§ Exercise description
Work out how many lines in the data hold the word "name", and reply with that number only.

§ Entries shown
☆ ☆ ☆

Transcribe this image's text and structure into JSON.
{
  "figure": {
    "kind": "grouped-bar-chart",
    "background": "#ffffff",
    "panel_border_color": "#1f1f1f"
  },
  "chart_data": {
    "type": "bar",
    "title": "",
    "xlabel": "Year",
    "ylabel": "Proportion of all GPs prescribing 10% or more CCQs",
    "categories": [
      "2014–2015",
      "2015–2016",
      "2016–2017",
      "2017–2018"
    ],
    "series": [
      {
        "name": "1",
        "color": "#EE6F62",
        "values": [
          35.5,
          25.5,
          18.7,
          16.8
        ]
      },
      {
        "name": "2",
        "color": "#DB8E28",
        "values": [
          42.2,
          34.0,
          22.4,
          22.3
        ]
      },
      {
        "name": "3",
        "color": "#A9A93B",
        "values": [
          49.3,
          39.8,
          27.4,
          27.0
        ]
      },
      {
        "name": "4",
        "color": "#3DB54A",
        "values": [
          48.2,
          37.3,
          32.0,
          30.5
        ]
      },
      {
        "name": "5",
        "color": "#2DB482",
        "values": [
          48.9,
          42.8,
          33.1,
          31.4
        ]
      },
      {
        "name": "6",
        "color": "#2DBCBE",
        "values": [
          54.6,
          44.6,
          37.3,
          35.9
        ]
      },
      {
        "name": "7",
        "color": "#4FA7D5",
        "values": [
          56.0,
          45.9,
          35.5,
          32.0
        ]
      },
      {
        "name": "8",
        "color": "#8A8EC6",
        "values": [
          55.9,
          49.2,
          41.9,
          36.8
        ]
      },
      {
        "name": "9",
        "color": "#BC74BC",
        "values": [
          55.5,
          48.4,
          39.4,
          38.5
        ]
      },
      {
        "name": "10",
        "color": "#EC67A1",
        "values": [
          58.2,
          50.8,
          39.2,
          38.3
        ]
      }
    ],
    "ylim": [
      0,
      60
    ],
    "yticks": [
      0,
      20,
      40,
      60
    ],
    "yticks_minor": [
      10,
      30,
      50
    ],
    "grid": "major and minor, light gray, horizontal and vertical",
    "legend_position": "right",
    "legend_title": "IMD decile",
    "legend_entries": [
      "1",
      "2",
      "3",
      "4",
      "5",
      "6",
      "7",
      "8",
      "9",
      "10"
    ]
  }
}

☆ ☆ ☆

§ Output
10